Information given >>

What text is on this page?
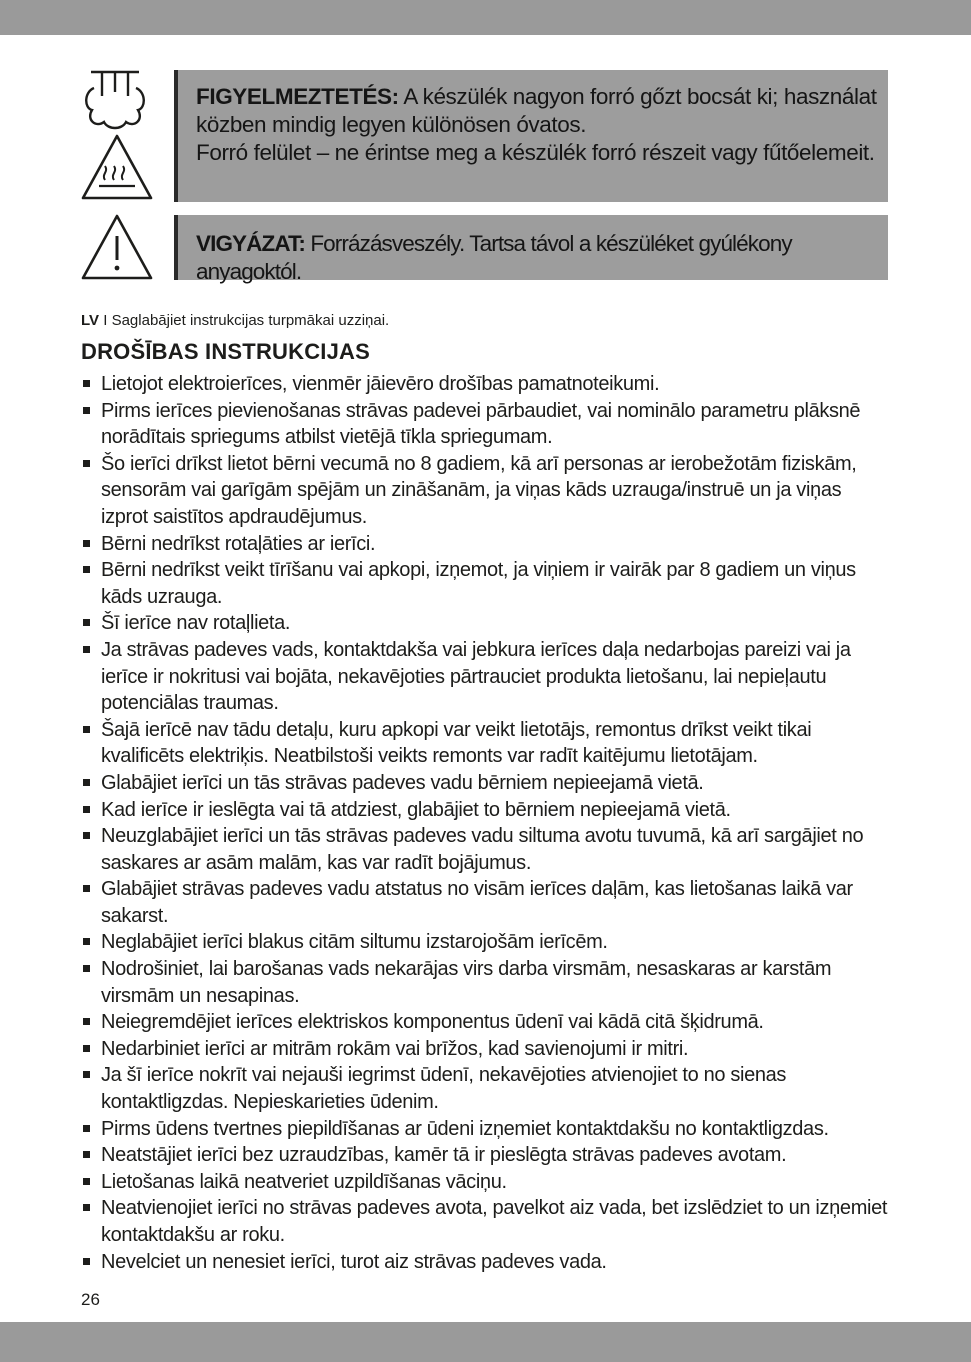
FIGYELMEZTETÉS: A készülék nagyon forró gőzt bocsát ki; használat közben mindig legyen különösen óvatos.

Forró felület – ne érintse meg a készülék forró részeit vagy fűtőelemeit.

VIGYÁZAT: Forrázásveszély. Tartsa távol a készüléket gyúlékony anyagoktól.

LV I Saglabājiet instrukcijas turpmākai uzziņai.
DROŠĪBAS INSTRUKCIJAS
Lietojot elektroierīces, vienmēr jāievēro drošības pamatnoteikumi.
Pirms ierīces pievienošanas strāvas padevei pārbaudiet, vai nominālo parametru plāksnē norādītais spriegums atbilst vietējā tīkla spriegumam.
Šo ierīci drīkst lietot bērni vecumā no 8 gadiem, kā arī personas ar ierobežotām fiziskām, sensorām vai garīgām spējām un zināšanām, ja viņas kāds uzrauga/instruē un ja viņas izprot saistītos apdraudējumus.
Bērni nedrīkst rotaļāties ar ierīci.
Bērni nedrīkst veikt tīrīšanu vai apkopi, izņemot, ja viņiem ir vairāk par 8 gadiem un viņus kāds uzrauga.
Šī ierīce nav rotaļlieta.
Ja strāvas padeves vads, kontaktdakša vai jebkura ierīces daļa nedarbojas pareizi vai ja ierīce ir nokritusi vai bojāta, nekavējoties pārtrauciet produkta lietošanu, lai nepieļautu potenciālas traumas.
Šajā ierīcē nav tādu detaļu, kuru apkopi var veikt lietotājs, remontus drīkst veikt tikai kvalificēts elektriķis. Neatbilstoši veikts remonts var radīt kaitējumu lietotājam.
Glabājiet ierīci un tās strāvas padeves vadu bērniem nepieejamā vietā.
Kad ierīce ir ieslēgta vai tā atdziest, glabājiet to bērniem nepieejamā vietā.
Neuzglabājiet ierīci un tās strāvas padeves vadu siltuma avotu tuvumā, kā arī sargājiet no saskares ar asām malām, kas var radīt bojājumus.
Glabājiet strāvas padeves vadu atstatus no visām ierīces daļām, kas lietošanas laikā var sakarst.
Neglabājiet ierīci blakus citām siltumu izstarojošām ierīcēm.
Nodrošiniet, lai barošanas vads nekarājas virs darba virsmām, nesaskaras ar karstām virsmām un nesapinas.
Neiegremdējiet ierīces elektriskos komponentus ūdenī vai kādā citā šķidrumā.
Nedarbiniet ierīci ar mitrām rokām vai brīžos, kad savienojumi ir mitri.
Ja šī ierīce nokrīt vai nejauši iegrimst ūdenī, nekavējoties atvienojiet to no sienas kontaktligzdas. Nepieskarieties ūdenim.
Pirms ūdens tvertnes piepildīšanas ar ūdeni izņemiet kontaktdakšu no kontaktligzdas.
Neatstājiet ierīci bez uzraudzības, kamēr tā ir pieslēgta strāvas padeves avotam.
Lietošanas laikā neatveriet uzpildīšanas vāciņu.
Neatvienojiet ierīci no strāvas padeves avota, pavelkot aiz vada, bet izslēdziet to un izņemiet kontaktdakšu ar roku.
Nevelciet un nenesiet ierīci, turot aiz strāvas padeves vada.
26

Problem to work on >> Omit the pictures and give the material again, exactly and in full.

Result for this task >>
What text is on this page?
FIGYELMEZTETÉS: A készülék nagyon forró gőzt bocsát ki; használat közben mindig legyen különösen óvatos.

Forró felület – ne érintse meg a készülék forró részeit vagy fűtőelemeit.

VIGYÁZAT: Forrázásveszély. Tartsa távol a készüléket gyúlékony anyagoktól.

LV I Saglabājiet instrukcijas turpmākai uzziņai.
DROŠĪBAS INSTRUKCIJAS
Lietojot elektroierīces, vienmēr jāievēro drošības pamatnoteikumi.
Pirms ierīces pievienošanas strāvas padevei pārbaudiet, vai nominālo parametru plāksnē norādītais spriegums atbilst vietējā tīkla spriegumam.
Šo ierīci drīkst lietot bērni vecumā no 8 gadiem, kā arī personas ar ierobežotām fiziskām, sensorām vai garīgām spējām un zināšanām, ja viņas kāds uzrauga/instruē un ja viņas izprot saistītos apdraudējumus.
Bērni nedrīkst rotaļāties ar ierīci.
Bērni nedrīkst veikt tīrīšanu vai apkopi, izņemot, ja viņiem ir vairāk par 8 gadiem un viņus kāds uzrauga.
Šī ierīce nav rotaļlieta.
Ja strāvas padeves vads, kontaktdakša vai jebkura ierīces daļa nedarbojas pareizi vai ja ierīce ir nokritusi vai bojāta, nekavējoties pārtrauciet produkta lietošanu, lai nepieļautu potenciālas traumas.
Šajā ierīcē nav tādu detaļu, kuru apkopi var veikt lietotājs, remontus drīkst veikt tikai kvalificēts elektriķis. Neatbilstoši veikts remonts var radīt kaitējumu lietotājam.
Glabājiet ierīci un tās strāvas padeves vadu bērniem nepieejamā vietā.
Kad ierīce ir ieslēgta vai tā atdziest, glabājiet to bērniem nepieejamā vietā.
Neuzglabājiet ierīci un tās strāvas padeves vadu siltuma avotu tuvumā, kā arī sargājiet no saskares ar asām malām, kas var radīt bojājumus.
Glabājiet strāvas padeves vadu atstatus no visām ierīces daļām, kas lietošanas laikā var sakarst.
Neglabājiet ierīci blakus citām siltumu izstarojošām ierīcēm.
Nodrošiniet, lai barošanas vads nekarājas virs darba virsmām, nesaskaras ar karstām virsmām un nesapinas.
Neiegremdējiet ierīces elektriskos komponentus ūdenī vai kādā citā šķidrumā.
Nedarbiniet ierīci ar mitrām rokām vai brīžos, kad savienojumi ir mitri.
Ja šī ierīce nokrīt vai nejauši iegrimst ūdenī, nekavējoties atvienojiet to no sienas kontaktligzdas. Nepieskarieties ūdenim.
Pirms ūdens tvertnes piepildīšanas ar ūdeni izņemiet kontaktdakšu no kontaktligzdas.
Neatstājiet ierīci bez uzraudzības, kamēr tā ir pieslēgta strāvas padeves avotam.
Lietošanas laikā neatveriet uzpildīšanas vāciņu.
Neatvienojiet ierīci no strāvas padeves avota, pavelkot aiz vada, bet izslēdziet to un izņemiet kontaktdakšu ar roku.
Nevelciet un nenesiet ierīci, turot aiz strāvas padeves vada.
26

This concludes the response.